Begin SUPPLIED INFORMATION

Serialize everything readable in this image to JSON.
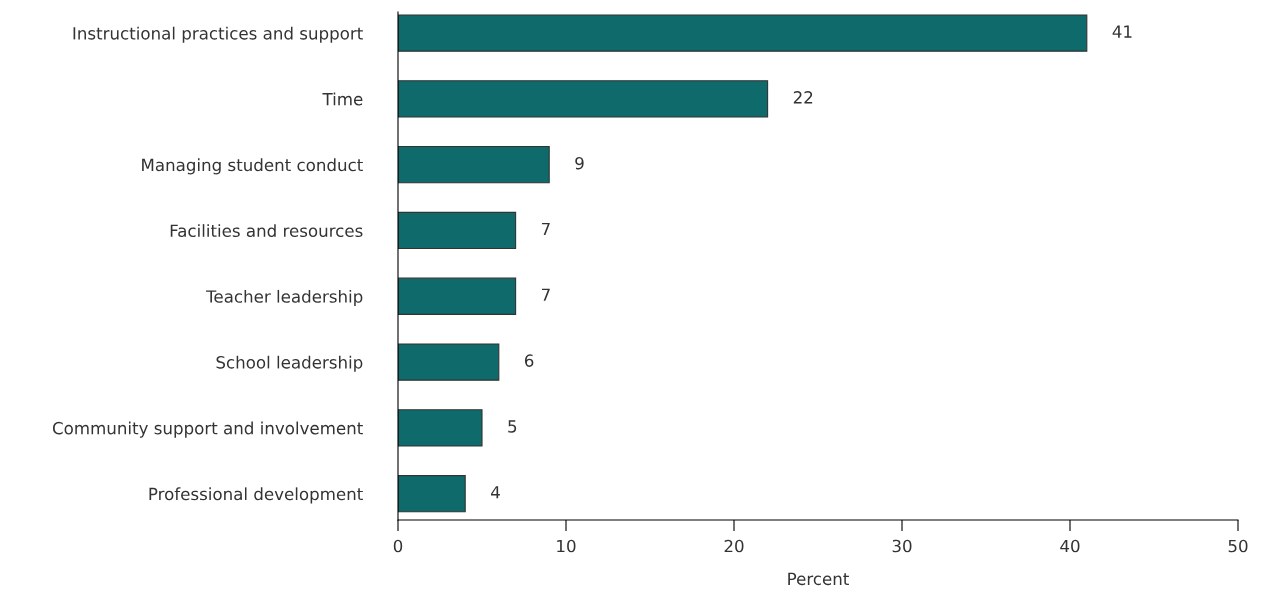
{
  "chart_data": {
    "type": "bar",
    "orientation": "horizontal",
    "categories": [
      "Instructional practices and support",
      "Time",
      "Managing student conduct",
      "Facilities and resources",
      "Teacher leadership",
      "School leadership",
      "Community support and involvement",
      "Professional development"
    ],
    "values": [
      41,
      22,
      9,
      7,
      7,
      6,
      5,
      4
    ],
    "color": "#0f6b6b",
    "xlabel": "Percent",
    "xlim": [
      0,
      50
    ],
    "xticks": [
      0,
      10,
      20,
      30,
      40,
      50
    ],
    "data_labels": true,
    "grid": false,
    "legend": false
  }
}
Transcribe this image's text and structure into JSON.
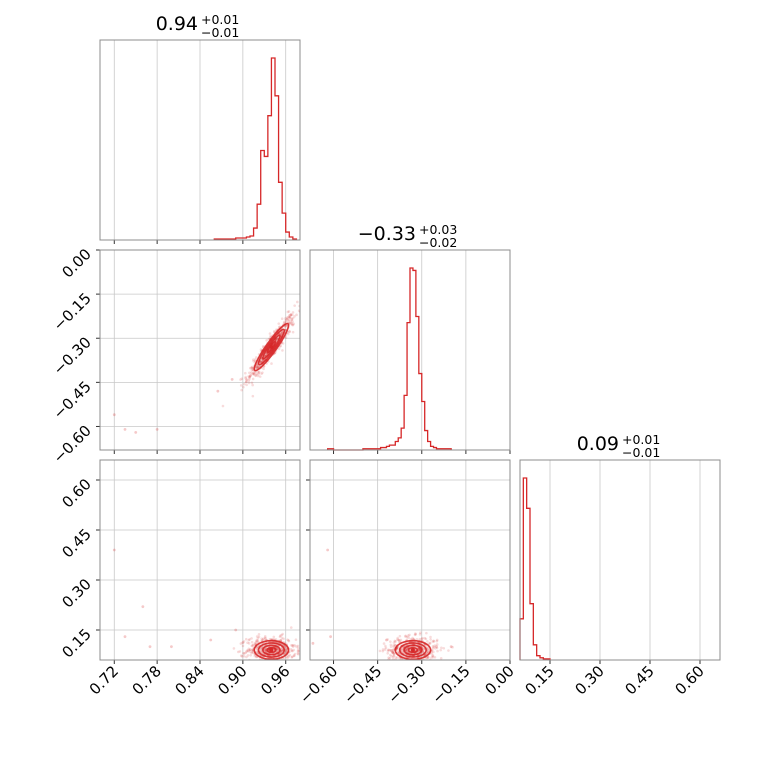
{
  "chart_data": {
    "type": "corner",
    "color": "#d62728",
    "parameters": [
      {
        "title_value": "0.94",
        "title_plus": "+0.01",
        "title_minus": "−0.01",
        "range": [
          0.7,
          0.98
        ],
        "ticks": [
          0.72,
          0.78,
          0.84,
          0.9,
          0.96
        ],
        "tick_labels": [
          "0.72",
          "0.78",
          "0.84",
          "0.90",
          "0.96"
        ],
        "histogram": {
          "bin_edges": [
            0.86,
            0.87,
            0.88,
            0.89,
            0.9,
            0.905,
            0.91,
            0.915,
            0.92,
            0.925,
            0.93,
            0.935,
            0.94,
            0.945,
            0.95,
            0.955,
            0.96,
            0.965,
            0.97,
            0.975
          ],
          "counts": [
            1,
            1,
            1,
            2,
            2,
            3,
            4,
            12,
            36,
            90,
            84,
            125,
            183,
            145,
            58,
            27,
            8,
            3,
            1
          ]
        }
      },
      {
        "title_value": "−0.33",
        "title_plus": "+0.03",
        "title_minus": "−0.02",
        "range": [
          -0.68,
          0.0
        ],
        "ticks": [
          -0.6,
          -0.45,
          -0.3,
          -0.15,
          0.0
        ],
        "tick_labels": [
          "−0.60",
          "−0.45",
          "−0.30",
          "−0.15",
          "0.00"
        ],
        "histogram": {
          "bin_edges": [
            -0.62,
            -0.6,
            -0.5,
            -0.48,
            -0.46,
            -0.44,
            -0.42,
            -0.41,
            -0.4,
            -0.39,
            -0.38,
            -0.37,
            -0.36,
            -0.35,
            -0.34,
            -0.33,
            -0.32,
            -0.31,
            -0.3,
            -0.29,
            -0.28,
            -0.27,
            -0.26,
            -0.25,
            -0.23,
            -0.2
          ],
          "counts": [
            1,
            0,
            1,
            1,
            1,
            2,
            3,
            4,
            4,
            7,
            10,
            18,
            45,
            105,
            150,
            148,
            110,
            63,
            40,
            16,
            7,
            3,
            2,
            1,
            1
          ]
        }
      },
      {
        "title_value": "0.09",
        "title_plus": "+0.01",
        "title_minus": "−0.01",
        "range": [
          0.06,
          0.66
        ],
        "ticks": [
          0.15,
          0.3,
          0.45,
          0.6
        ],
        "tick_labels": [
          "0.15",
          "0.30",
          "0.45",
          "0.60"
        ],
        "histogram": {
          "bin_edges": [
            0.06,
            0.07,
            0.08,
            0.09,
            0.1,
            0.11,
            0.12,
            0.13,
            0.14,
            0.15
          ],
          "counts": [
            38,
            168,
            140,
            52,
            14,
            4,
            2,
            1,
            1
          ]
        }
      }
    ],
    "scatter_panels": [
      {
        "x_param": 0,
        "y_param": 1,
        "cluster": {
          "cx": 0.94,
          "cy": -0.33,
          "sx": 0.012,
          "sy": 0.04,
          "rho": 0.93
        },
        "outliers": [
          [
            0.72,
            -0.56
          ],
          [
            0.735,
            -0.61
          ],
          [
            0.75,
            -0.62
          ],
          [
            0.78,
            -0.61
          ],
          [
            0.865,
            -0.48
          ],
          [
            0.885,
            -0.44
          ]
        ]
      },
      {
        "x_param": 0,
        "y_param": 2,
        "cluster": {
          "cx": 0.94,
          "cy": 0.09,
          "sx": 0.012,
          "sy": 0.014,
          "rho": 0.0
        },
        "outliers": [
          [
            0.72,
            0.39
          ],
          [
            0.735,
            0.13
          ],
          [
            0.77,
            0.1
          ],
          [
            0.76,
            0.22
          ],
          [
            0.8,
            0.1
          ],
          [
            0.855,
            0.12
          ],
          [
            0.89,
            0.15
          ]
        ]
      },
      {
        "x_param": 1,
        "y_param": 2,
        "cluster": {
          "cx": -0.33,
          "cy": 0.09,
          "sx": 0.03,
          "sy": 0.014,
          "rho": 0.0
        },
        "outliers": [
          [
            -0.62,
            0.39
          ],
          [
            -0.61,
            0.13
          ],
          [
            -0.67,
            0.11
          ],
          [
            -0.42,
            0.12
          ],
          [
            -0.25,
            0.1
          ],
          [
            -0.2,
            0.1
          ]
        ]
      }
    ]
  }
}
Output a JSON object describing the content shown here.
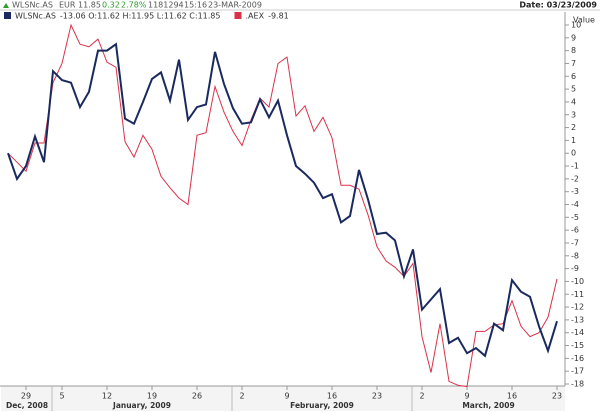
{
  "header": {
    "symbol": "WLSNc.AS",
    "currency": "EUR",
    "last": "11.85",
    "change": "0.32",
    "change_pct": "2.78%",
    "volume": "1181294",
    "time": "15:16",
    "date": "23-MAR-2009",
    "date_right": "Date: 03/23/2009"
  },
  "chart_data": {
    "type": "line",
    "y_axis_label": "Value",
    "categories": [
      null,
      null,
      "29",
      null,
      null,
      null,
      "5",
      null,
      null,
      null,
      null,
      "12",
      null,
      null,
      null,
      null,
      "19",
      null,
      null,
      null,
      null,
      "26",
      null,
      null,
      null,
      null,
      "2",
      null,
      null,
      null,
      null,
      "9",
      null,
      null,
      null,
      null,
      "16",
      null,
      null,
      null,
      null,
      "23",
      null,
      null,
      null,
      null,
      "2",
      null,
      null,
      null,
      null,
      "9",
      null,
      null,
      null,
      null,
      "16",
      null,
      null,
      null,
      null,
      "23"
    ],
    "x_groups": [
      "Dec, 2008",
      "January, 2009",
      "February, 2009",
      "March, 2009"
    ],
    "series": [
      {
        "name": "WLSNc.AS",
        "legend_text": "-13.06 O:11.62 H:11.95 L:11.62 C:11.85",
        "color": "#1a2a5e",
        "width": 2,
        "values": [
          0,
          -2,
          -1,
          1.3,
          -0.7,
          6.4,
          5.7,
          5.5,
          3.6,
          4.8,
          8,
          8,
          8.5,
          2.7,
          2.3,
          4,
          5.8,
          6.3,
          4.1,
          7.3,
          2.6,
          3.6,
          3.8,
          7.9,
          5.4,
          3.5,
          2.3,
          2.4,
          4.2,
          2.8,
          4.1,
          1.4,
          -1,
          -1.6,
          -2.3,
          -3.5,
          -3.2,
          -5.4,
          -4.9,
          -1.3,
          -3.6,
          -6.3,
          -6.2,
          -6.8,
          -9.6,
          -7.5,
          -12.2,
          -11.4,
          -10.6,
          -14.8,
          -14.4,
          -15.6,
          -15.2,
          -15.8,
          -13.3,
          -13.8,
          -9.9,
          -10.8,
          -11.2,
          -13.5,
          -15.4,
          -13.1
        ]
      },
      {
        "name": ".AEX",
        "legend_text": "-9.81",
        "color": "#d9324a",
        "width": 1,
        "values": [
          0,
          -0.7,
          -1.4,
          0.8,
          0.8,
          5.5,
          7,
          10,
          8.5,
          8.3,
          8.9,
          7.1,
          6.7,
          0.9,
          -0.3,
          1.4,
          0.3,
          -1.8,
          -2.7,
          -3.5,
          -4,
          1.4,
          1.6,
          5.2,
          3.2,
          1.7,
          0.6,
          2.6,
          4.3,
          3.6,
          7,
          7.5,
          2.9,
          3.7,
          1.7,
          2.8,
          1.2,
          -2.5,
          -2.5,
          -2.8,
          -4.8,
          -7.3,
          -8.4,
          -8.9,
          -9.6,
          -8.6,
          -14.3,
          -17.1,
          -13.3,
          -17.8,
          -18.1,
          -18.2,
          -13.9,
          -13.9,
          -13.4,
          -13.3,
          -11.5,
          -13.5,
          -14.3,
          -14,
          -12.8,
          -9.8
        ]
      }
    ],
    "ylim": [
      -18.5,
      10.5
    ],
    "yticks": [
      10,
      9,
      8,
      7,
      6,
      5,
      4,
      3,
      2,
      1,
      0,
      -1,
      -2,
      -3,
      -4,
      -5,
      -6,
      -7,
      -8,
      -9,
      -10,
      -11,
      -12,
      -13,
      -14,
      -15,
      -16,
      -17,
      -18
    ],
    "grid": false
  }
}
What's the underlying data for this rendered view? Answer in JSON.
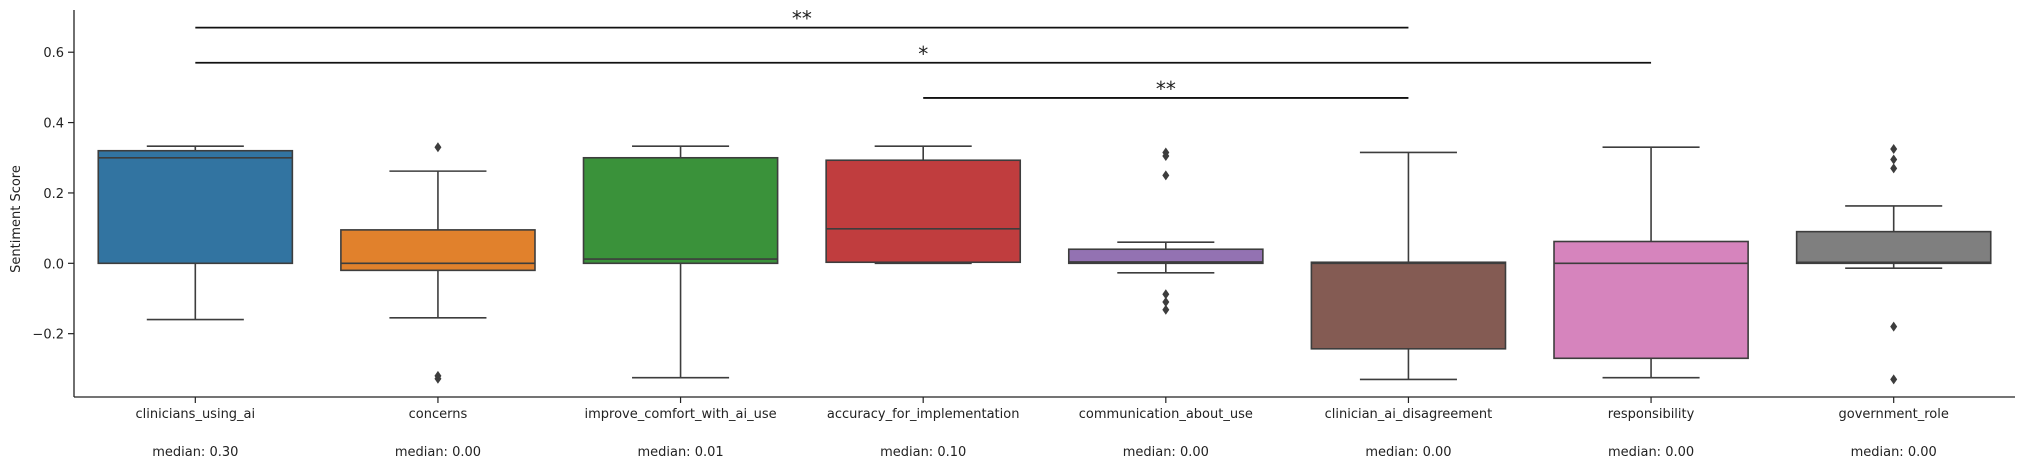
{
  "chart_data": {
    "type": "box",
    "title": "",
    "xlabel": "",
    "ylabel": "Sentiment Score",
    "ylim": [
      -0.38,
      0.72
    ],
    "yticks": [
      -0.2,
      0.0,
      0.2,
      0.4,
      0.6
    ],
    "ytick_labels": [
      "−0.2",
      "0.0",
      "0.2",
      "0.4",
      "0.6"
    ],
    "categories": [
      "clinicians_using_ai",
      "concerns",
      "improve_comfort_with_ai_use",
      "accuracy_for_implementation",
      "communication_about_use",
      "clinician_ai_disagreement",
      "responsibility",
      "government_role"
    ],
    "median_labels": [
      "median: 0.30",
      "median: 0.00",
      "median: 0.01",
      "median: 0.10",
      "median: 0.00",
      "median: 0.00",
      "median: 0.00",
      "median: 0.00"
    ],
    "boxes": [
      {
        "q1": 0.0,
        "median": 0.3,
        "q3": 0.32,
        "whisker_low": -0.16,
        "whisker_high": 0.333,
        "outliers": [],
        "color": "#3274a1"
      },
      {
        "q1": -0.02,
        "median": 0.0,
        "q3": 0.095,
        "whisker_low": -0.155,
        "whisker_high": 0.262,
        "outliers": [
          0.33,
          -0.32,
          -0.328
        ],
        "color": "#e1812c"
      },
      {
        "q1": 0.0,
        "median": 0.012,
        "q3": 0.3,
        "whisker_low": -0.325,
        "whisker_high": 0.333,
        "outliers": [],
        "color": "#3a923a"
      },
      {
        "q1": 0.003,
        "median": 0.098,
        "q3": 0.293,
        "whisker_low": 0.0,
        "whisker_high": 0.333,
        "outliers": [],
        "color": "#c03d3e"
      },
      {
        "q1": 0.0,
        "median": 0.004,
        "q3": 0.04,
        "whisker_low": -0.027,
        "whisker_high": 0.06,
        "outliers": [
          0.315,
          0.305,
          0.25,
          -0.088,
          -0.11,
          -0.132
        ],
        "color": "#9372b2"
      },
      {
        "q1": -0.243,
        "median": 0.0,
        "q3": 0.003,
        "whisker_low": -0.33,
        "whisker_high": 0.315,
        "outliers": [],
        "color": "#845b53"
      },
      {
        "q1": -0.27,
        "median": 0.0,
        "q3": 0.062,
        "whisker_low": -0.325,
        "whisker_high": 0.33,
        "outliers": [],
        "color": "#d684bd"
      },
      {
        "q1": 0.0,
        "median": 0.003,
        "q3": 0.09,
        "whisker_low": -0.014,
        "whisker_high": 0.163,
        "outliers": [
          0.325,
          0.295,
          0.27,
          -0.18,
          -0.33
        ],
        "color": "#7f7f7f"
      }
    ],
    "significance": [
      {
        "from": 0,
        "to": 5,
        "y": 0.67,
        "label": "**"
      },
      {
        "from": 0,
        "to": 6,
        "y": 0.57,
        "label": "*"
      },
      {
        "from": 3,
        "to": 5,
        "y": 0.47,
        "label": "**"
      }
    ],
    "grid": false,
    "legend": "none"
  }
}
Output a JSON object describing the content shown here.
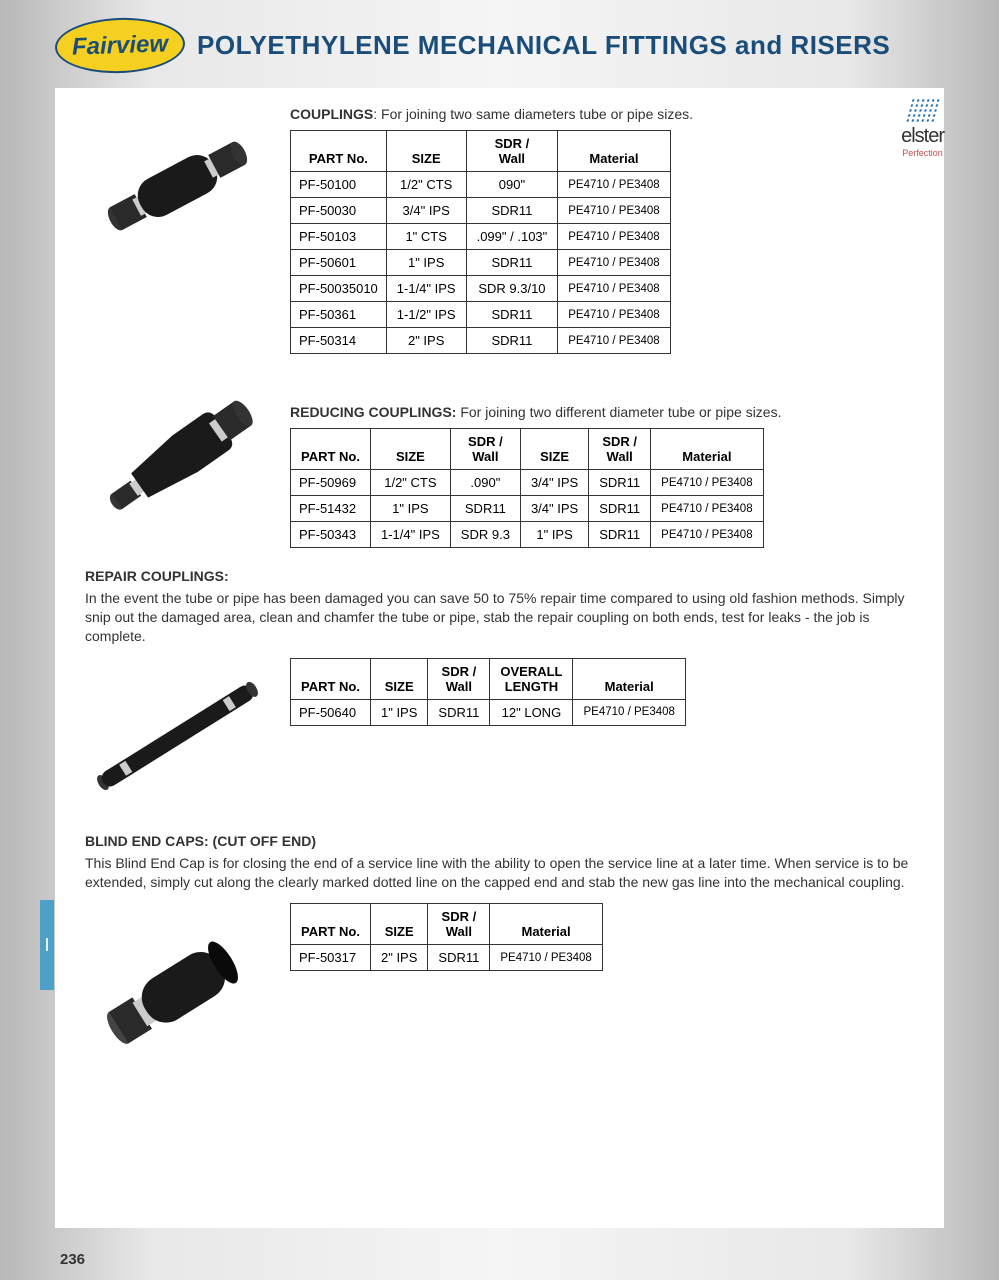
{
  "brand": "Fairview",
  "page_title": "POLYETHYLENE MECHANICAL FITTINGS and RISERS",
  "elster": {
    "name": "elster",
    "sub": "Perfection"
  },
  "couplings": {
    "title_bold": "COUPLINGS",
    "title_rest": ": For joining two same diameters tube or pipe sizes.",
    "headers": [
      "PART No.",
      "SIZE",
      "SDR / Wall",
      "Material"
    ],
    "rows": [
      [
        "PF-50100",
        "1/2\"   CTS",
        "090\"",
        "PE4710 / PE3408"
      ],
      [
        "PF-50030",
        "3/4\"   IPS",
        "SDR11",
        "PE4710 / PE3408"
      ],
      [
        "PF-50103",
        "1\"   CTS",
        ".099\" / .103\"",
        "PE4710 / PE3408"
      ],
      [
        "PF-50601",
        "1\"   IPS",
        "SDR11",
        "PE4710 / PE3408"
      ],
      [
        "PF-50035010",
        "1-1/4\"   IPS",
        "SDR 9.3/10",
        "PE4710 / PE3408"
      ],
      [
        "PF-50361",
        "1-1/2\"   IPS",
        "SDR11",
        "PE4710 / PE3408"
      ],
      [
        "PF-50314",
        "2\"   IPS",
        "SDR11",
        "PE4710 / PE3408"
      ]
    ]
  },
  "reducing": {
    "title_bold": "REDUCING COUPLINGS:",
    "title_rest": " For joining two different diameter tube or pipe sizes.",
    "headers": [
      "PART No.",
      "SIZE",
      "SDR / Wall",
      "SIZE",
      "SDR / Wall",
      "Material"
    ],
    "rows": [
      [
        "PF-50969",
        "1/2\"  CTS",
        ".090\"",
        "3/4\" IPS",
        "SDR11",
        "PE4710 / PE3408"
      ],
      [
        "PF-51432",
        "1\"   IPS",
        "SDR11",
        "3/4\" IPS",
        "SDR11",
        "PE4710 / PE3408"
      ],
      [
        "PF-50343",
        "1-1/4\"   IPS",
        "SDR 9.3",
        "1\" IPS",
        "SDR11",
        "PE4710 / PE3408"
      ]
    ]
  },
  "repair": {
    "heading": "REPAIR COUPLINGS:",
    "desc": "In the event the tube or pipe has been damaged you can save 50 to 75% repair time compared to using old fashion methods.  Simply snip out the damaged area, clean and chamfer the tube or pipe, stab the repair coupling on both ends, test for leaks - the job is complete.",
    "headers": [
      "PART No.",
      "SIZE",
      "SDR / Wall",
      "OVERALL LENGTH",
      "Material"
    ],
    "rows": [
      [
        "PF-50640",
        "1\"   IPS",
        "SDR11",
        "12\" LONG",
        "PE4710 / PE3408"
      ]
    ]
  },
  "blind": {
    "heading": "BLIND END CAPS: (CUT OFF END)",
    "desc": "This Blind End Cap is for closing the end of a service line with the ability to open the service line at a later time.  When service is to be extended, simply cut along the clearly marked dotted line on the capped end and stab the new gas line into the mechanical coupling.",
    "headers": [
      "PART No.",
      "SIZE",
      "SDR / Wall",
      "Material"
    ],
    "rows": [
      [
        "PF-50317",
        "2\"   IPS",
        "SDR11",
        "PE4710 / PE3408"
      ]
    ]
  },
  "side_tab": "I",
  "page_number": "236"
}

End SUPPLIED INFORMATION

WHAT TO PRODUCE: Give only the number of lines in the material above that include the word "heading".

REPLY: 2